### SOURCE MATERIAL:
####

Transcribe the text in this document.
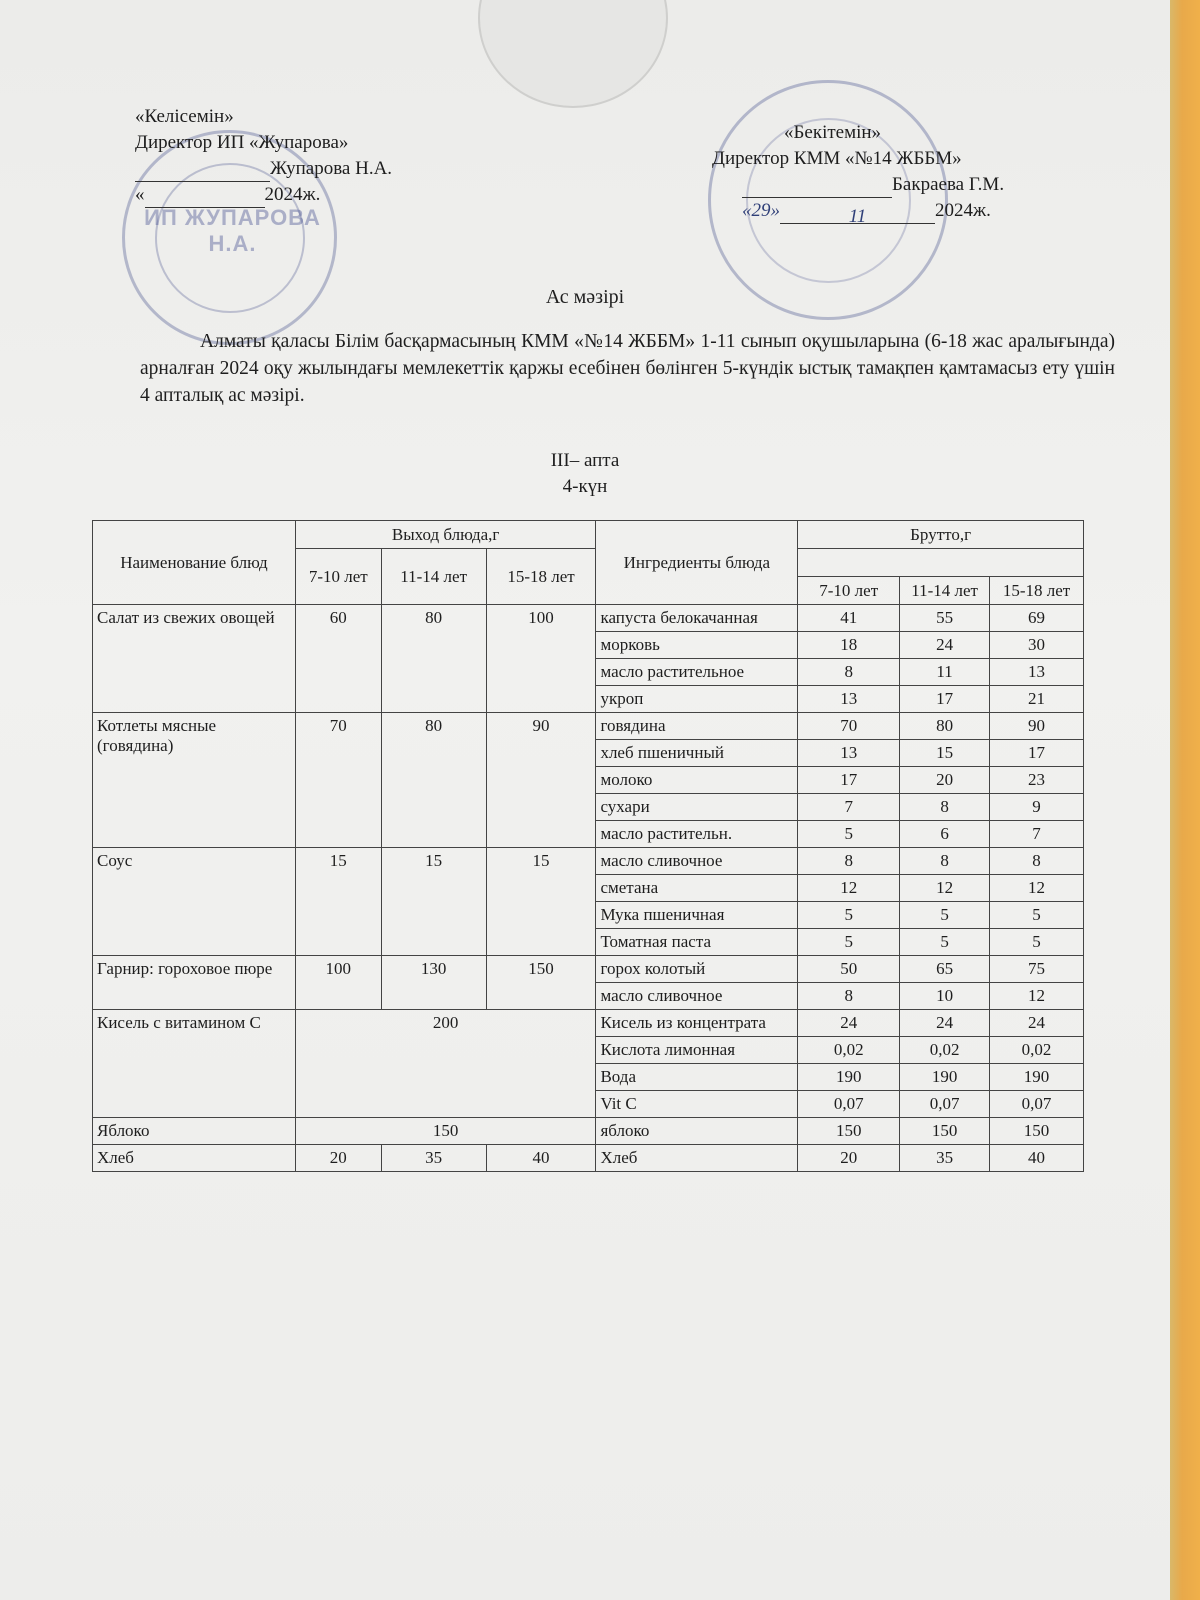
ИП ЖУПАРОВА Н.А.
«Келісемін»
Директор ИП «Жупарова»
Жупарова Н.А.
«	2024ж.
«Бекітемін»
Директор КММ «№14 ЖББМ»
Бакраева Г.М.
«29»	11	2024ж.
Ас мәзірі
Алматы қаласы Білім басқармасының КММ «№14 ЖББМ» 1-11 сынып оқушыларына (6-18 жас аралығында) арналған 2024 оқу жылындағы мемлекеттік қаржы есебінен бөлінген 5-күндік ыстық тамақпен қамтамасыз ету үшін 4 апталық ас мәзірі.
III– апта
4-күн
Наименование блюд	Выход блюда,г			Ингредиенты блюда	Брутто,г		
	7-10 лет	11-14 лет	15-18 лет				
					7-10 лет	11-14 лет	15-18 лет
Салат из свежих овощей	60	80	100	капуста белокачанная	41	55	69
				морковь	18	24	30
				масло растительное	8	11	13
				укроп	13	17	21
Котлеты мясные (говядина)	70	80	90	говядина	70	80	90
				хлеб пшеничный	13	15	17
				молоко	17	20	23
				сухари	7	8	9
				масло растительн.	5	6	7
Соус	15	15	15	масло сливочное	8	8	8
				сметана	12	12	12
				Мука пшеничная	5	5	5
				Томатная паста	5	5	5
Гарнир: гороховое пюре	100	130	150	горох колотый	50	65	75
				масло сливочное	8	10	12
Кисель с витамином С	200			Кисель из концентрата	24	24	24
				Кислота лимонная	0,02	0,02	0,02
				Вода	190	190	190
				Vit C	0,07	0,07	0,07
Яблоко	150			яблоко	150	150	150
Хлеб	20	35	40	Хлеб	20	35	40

####

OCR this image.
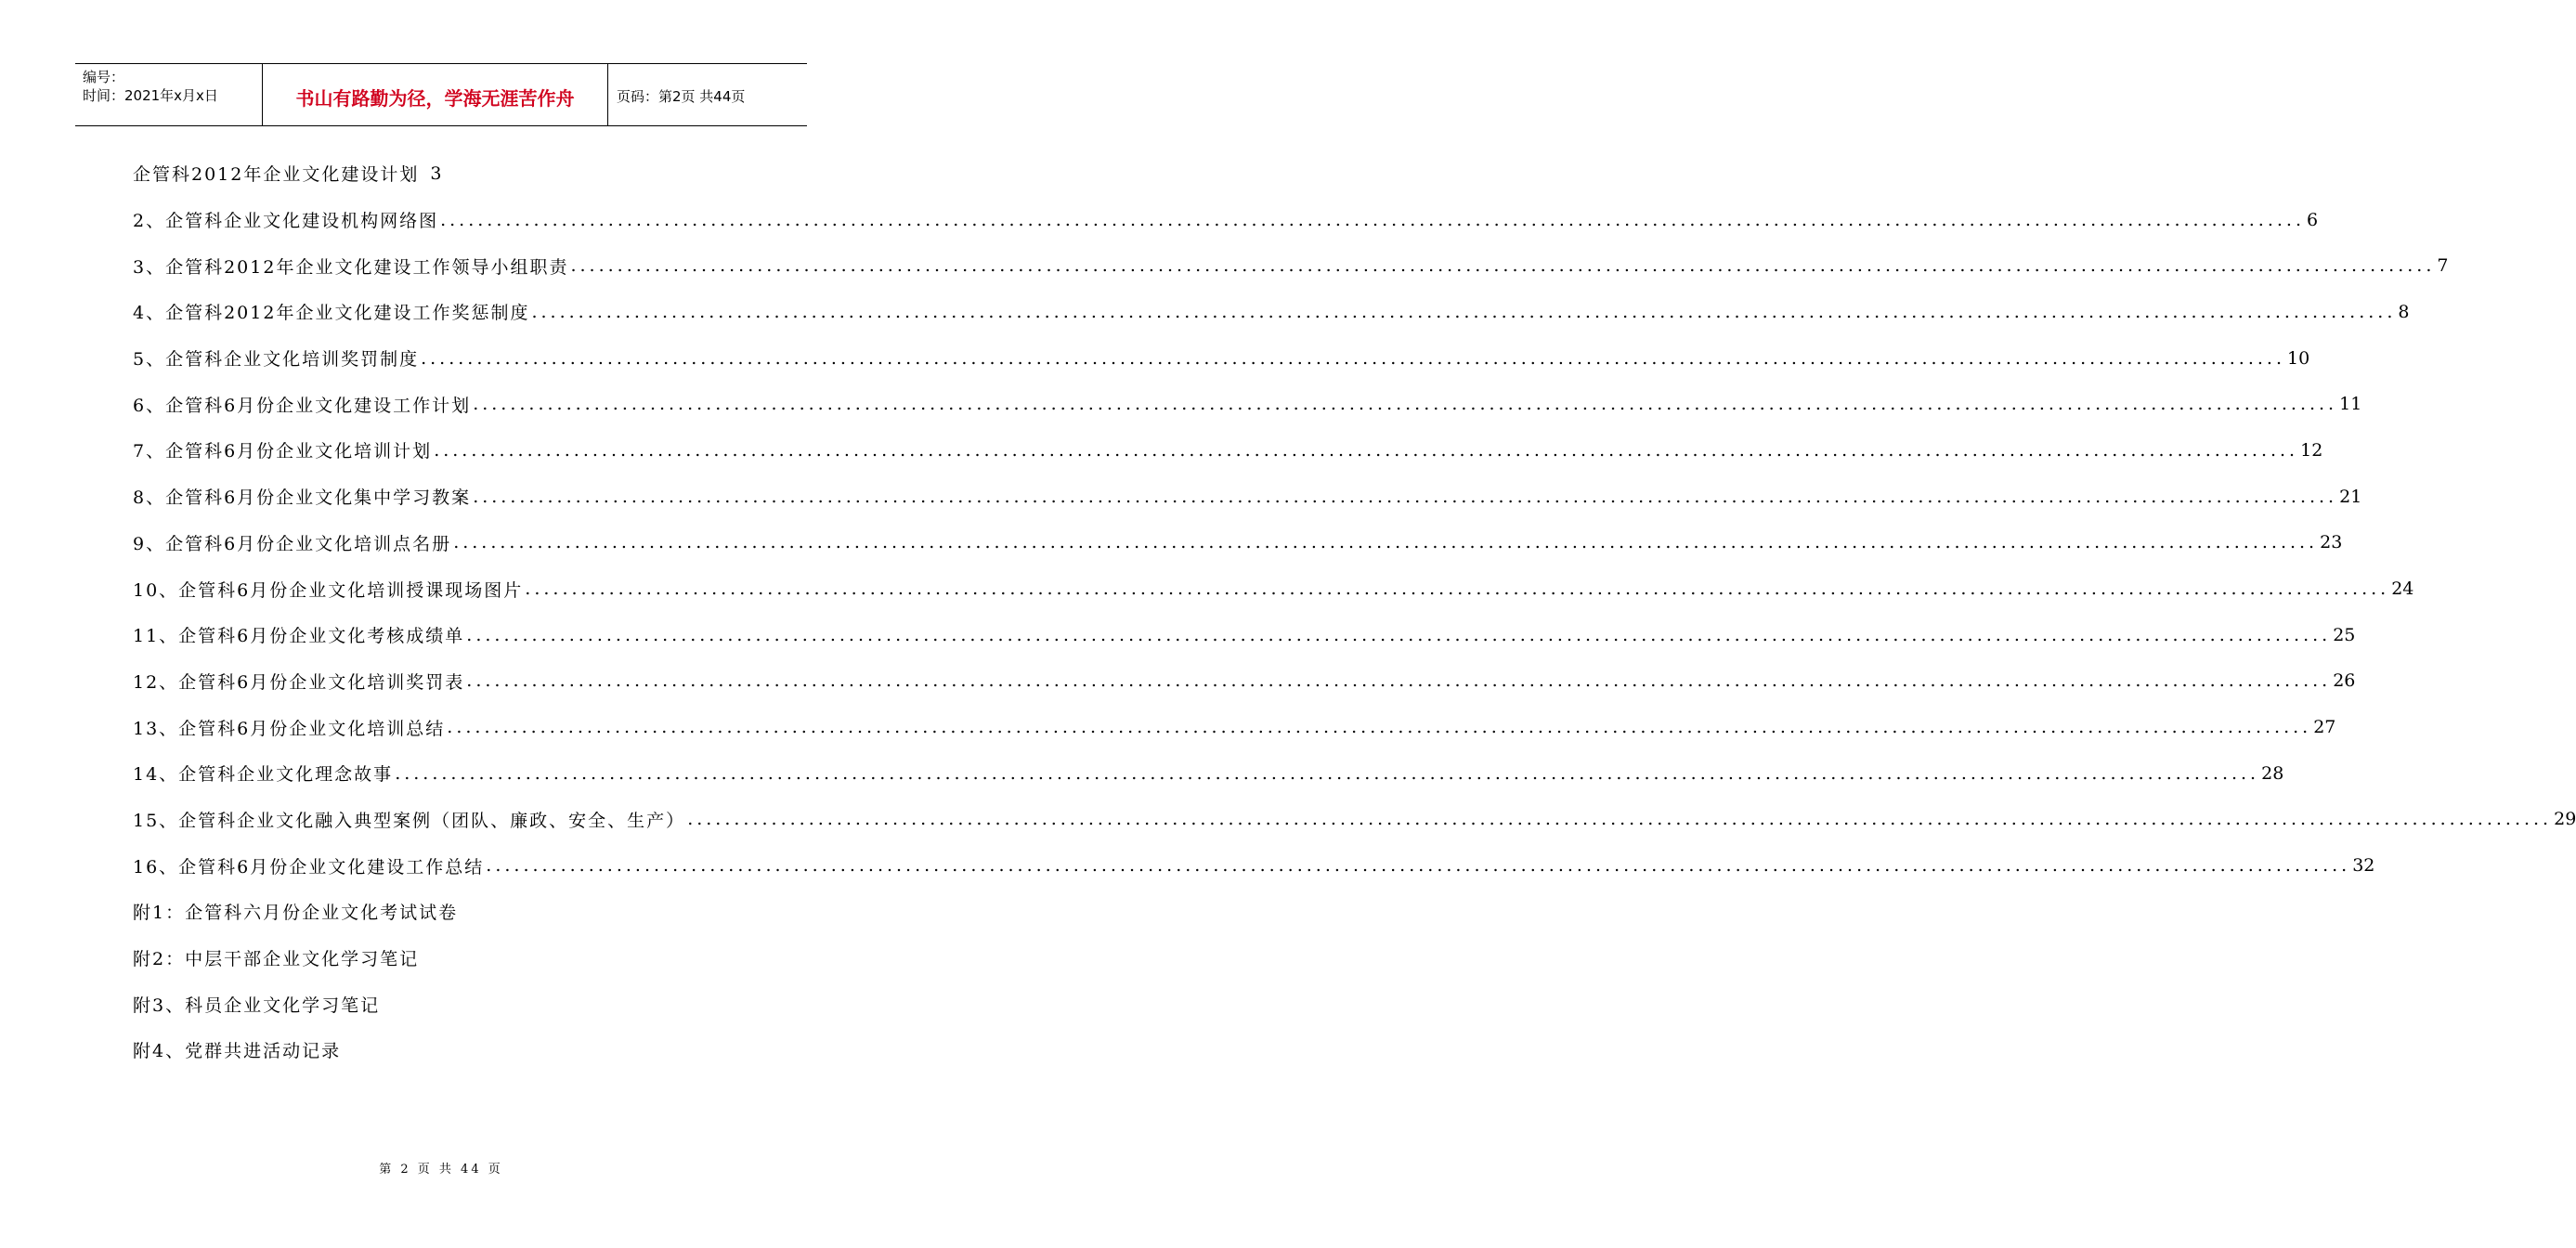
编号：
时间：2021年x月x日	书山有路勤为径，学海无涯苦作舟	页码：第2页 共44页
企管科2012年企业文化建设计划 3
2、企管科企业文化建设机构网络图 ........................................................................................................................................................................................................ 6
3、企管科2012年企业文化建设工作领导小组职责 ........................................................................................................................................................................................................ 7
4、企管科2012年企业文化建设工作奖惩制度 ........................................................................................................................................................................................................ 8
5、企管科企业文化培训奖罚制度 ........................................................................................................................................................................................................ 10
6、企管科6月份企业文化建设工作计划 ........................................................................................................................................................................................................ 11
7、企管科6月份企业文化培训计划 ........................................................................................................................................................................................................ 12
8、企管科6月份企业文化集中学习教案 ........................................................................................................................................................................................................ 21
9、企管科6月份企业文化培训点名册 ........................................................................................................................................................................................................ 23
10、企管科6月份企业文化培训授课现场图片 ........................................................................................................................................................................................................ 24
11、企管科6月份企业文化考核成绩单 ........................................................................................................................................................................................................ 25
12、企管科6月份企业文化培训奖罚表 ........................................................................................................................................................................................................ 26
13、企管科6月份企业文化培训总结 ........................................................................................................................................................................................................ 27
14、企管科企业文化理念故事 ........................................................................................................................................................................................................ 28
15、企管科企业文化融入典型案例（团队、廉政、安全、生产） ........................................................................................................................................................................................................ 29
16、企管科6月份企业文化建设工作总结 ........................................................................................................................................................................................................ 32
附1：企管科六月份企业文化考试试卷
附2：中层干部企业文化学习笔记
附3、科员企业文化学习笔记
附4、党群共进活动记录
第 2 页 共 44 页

####

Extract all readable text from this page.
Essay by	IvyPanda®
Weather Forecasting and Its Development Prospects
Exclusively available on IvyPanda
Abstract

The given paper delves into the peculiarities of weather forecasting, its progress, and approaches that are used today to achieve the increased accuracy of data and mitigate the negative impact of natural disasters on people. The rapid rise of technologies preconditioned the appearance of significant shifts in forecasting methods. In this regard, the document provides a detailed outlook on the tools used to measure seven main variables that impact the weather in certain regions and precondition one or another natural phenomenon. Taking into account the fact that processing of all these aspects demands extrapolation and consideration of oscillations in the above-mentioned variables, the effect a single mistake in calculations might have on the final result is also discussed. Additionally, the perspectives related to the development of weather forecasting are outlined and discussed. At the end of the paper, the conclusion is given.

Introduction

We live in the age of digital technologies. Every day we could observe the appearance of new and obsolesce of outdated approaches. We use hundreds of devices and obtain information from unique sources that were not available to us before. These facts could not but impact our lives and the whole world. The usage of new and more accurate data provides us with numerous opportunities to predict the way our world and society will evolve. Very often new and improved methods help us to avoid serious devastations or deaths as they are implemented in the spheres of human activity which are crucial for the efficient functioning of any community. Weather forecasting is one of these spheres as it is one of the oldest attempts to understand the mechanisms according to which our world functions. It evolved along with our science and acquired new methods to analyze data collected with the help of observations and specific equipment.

####

### REQUIREMENT:
Find the lines holding "text" and list every one.

### SOLUTION BELOW:
Transcribe the text in this document.
Extract all readable text from this page.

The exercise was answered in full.